**RAW DATA**
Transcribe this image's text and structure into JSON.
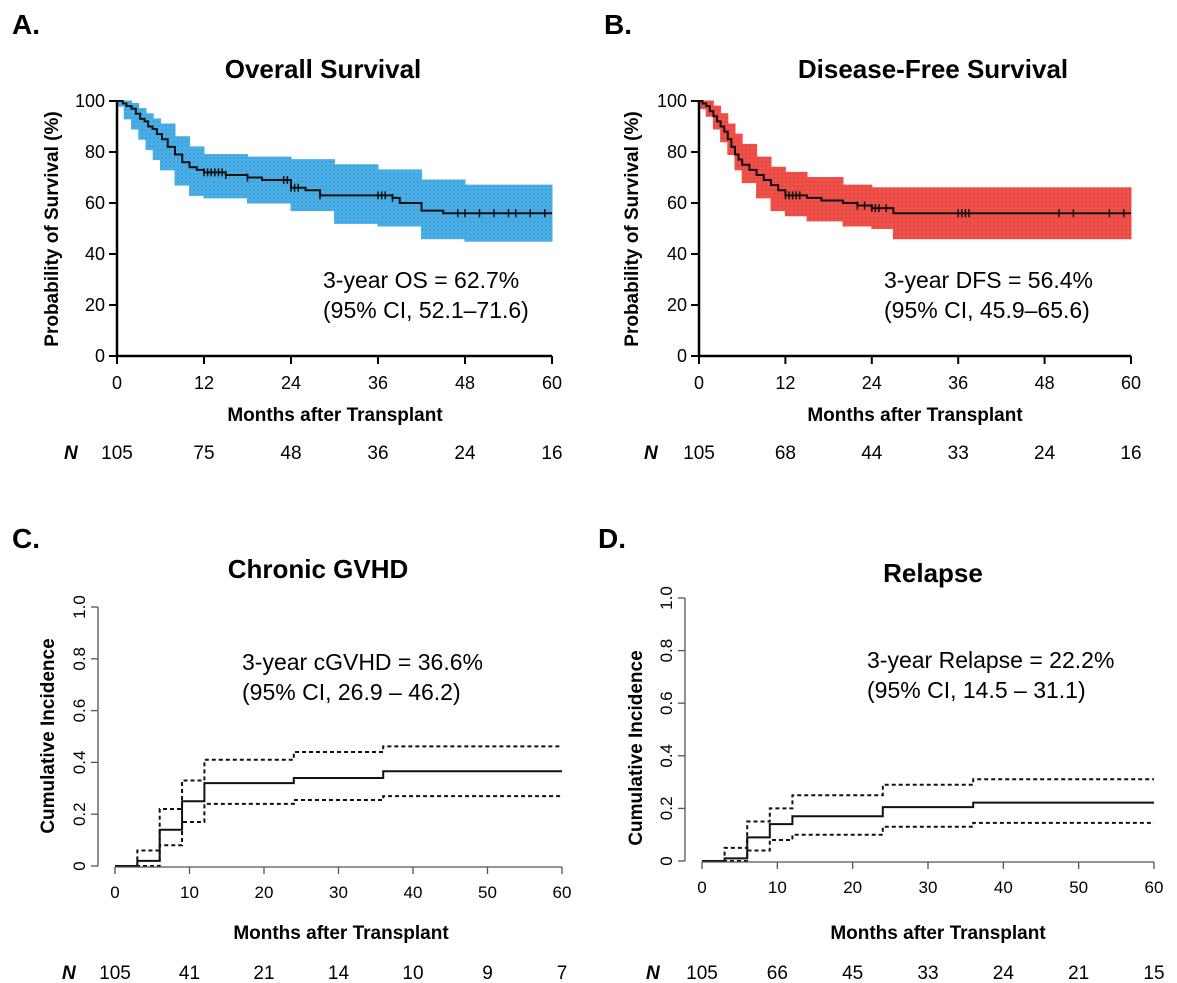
{
  "colors": {
    "os_band": "#4aaee6",
    "dfs_band": "#f0504a",
    "line": "#111111",
    "axis": "#000000",
    "cd_axis": "#555555"
  },
  "chart_data": [
    {
      "panel": "A.",
      "type": "line",
      "subtype": "kaplan-meier-with-ci-band",
      "title": "Overall Survival",
      "xlabel": "Months after Transplant",
      "ylabel": "Probability of Survival (%)",
      "xlim": [
        0,
        60
      ],
      "ylim": [
        0,
        100
      ],
      "xticks": [
        "0",
        "12",
        "24",
        "36",
        "48",
        "60"
      ],
      "yticks": [
        "0",
        "20",
        "40",
        "60",
        "80",
        "100"
      ],
      "annotation": [
        "3-year OS = 62.7%",
        "(95% CI, 52.1–71.6)"
      ],
      "at_risk_label": "N",
      "at_risk_x": [
        0,
        12,
        24,
        36,
        48,
        60
      ],
      "at_risk": [
        "105",
        "75",
        "48",
        "36",
        "24",
        "16"
      ],
      "band_color": "#4aaee6",
      "series": [
        {
          "name": "",
          "x": [
            0,
            0.8,
            1.3,
            2,
            2.6,
            3.2,
            3.8,
            4.3,
            4.9,
            5.5,
            6.2,
            7,
            8,
            9,
            10,
            11,
            12,
            15,
            18,
            20,
            24,
            26,
            28,
            33,
            38,
            39,
            42,
            45,
            60
          ],
          "y": [
            100,
            99,
            98,
            97,
            95,
            93,
            92,
            90,
            89,
            87,
            85,
            82,
            79,
            76,
            74,
            73,
            72,
            71,
            70,
            69,
            66,
            65,
            63,
            63,
            62,
            60,
            57,
            56,
            56
          ]
        },
        {
          "name": "",
          "role": "upper",
          "x": [
            0,
            1,
            2,
            3,
            4,
            5,
            6,
            8,
            10,
            12,
            18,
            24,
            30,
            36,
            42,
            48,
            60
          ],
          "y": [
            100,
            100,
            99,
            97,
            95,
            93,
            91,
            86,
            82,
            79,
            78,
            77,
            75,
            73,
            69,
            67,
            67
          ]
        },
        {
          "name": "",
          "role": "lower",
          "x": [
            0,
            1,
            2,
            3,
            4,
            5,
            6,
            8,
            10,
            12,
            18,
            24,
            30,
            36,
            42,
            48,
            60
          ],
          "y": [
            98,
            93,
            89,
            85,
            81,
            77,
            73,
            67,
            63,
            62,
            60,
            57,
            52,
            51,
            46,
            45,
            45
          ]
        }
      ],
      "censor_times": [
        12,
        12.5,
        13,
        13.5,
        14,
        14.5,
        15,
        18,
        23,
        23.5,
        24,
        24.5,
        25,
        28,
        36,
        36.5,
        37,
        38,
        47,
        48,
        50,
        52,
        54,
        55,
        57,
        59
      ]
    },
    {
      "panel": "B.",
      "type": "line",
      "subtype": "kaplan-meier-with-ci-band",
      "title": "Disease-Free Survival",
      "xlabel": "Months after Transplant",
      "ylabel": "Probability of Survival (%)",
      "xlim": [
        0,
        60
      ],
      "ylim": [
        0,
        100
      ],
      "xticks": [
        "0",
        "12",
        "24",
        "36",
        "48",
        "60"
      ],
      "yticks": [
        "0",
        "20",
        "40",
        "60",
        "80",
        "100"
      ],
      "annotation": [
        "3-year DFS = 56.4%",
        "(95% CI, 45.9–65.6)"
      ],
      "at_risk_label": "N",
      "at_risk_x": [
        0,
        12,
        24,
        36,
        48,
        60
      ],
      "at_risk": [
        "105",
        "68",
        "44",
        "33",
        "24",
        "16"
      ],
      "band_color": "#f0504a",
      "series": [
        {
          "name": "",
          "x": [
            0,
            0.5,
            1,
            1.5,
            2,
            2.5,
            3,
            3.5,
            4,
            4.5,
            5,
            5.5,
            6,
            7,
            8,
            9,
            10,
            11,
            12,
            14,
            15,
            17,
            20,
            22,
            24,
            27,
            60
          ],
          "y": [
            100,
            99,
            98,
            96,
            94,
            92,
            90,
            88,
            85,
            82,
            79,
            77,
            75,
            73,
            71,
            69,
            67,
            65,
            63,
            63,
            62,
            61,
            60,
            59,
            58,
            56,
            56
          ]
        },
        {
          "name": "",
          "role": "upper",
          "x": [
            0,
            1,
            2,
            3,
            4,
            5,
            6,
            8,
            10,
            12,
            15,
            20,
            24,
            30,
            36,
            60
          ],
          "y": [
            100,
            100,
            98,
            95,
            91,
            87,
            83,
            78,
            74,
            72,
            70,
            67,
            66,
            66,
            66,
            66
          ]
        },
        {
          "name": "",
          "role": "lower",
          "x": [
            0,
            1,
            2,
            3,
            4,
            5,
            6,
            8,
            10,
            12,
            15,
            20,
            24,
            27,
            30,
            36,
            60
          ],
          "y": [
            97,
            94,
            89,
            84,
            79,
            73,
            68,
            62,
            57,
            55,
            53,
            51,
            50,
            46,
            46,
            46,
            46
          ]
        }
      ],
      "censor_times": [
        12,
        12.5,
        13,
        13.5,
        14,
        22,
        23,
        24,
        24.5,
        25,
        26,
        36,
        36.5,
        37,
        37.5,
        50,
        52,
        57,
        59
      ]
    },
    {
      "panel": "C.",
      "type": "line",
      "subtype": "cumulative-incidence-with-ci",
      "title": "Chronic GVHD",
      "xlabel": "Months after Transplant",
      "ylabel": "Cumulative Incidence",
      "xlim": [
        0,
        60
      ],
      "ylim": [
        0,
        1.0
      ],
      "xticks": [
        "0",
        "10",
        "20",
        "30",
        "40",
        "50",
        "60"
      ],
      "yticks": [
        "0",
        "0.2",
        "0.4",
        "0.6",
        "0.8",
        "1.0"
      ],
      "annotation": [
        "3-year cGVHD = 36.6%",
        "(95% CI, 26.9 – 46.2)"
      ],
      "at_risk_label": "N",
      "at_risk_x": [
        0,
        10,
        20,
        30,
        40,
        50,
        60
      ],
      "at_risk": [
        "105",
        "41",
        "21",
        "14",
        "10",
        "9",
        "7"
      ],
      "series": [
        {
          "name": "",
          "x": [
            3,
            6,
            9,
            12,
            24,
            36,
            60
          ],
          "y": [
            0.02,
            0.14,
            0.25,
            0.32,
            0.34,
            0.366,
            0.366
          ]
        },
        {
          "name": "",
          "role": "upper",
          "x": [
            3,
            6,
            9,
            12,
            24,
            36,
            60
          ],
          "y": [
            0.06,
            0.22,
            0.33,
            0.41,
            0.44,
            0.462,
            0.462
          ]
        },
        {
          "name": "",
          "role": "lower",
          "x": [
            3,
            6,
            9,
            12,
            24,
            36,
            60
          ],
          "y": [
            0.0,
            0.08,
            0.17,
            0.24,
            0.255,
            0.27,
            0.27
          ]
        }
      ]
    },
    {
      "panel": "D.",
      "type": "line",
      "subtype": "cumulative-incidence-with-ci",
      "title": "Relapse",
      "xlabel": "Months after Transplant",
      "ylabel": "Cumulative Incidence",
      "xlim": [
        0,
        60
      ],
      "ylim": [
        0,
        1.0
      ],
      "xticks": [
        "0",
        "10",
        "20",
        "30",
        "40",
        "50",
        "60"
      ],
      "yticks": [
        "0",
        "0.2",
        "0.4",
        "0.6",
        "0.8",
        "1.0"
      ],
      "annotation": [
        "3-year Relapse = 22.2%",
        "(95% CI, 14.5 – 31.1)"
      ],
      "at_risk_label": "N",
      "at_risk_x": [
        0,
        10,
        20,
        30,
        40,
        50,
        60
      ],
      "at_risk": [
        "105",
        "66",
        "45",
        "33",
        "24",
        "21",
        "15"
      ],
      "series": [
        {
          "name": "",
          "x": [
            3,
            6,
            9,
            12,
            24,
            36,
            60
          ],
          "y": [
            0.01,
            0.09,
            0.14,
            0.17,
            0.205,
            0.222,
            0.222
          ]
        },
        {
          "name": "",
          "role": "upper",
          "x": [
            3,
            6,
            9,
            12,
            24,
            36,
            60
          ],
          "y": [
            0.05,
            0.15,
            0.2,
            0.25,
            0.29,
            0.311,
            0.311
          ]
        },
        {
          "name": "",
          "role": "lower",
          "x": [
            3,
            6,
            9,
            12,
            24,
            36,
            60
          ],
          "y": [
            0.0,
            0.04,
            0.08,
            0.1,
            0.13,
            0.145,
            0.145
          ]
        }
      ]
    }
  ]
}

**WORK REQUIRED**
Give only the number of lines in the data that hold the string "Survival".

**TASK OUTPUT**
4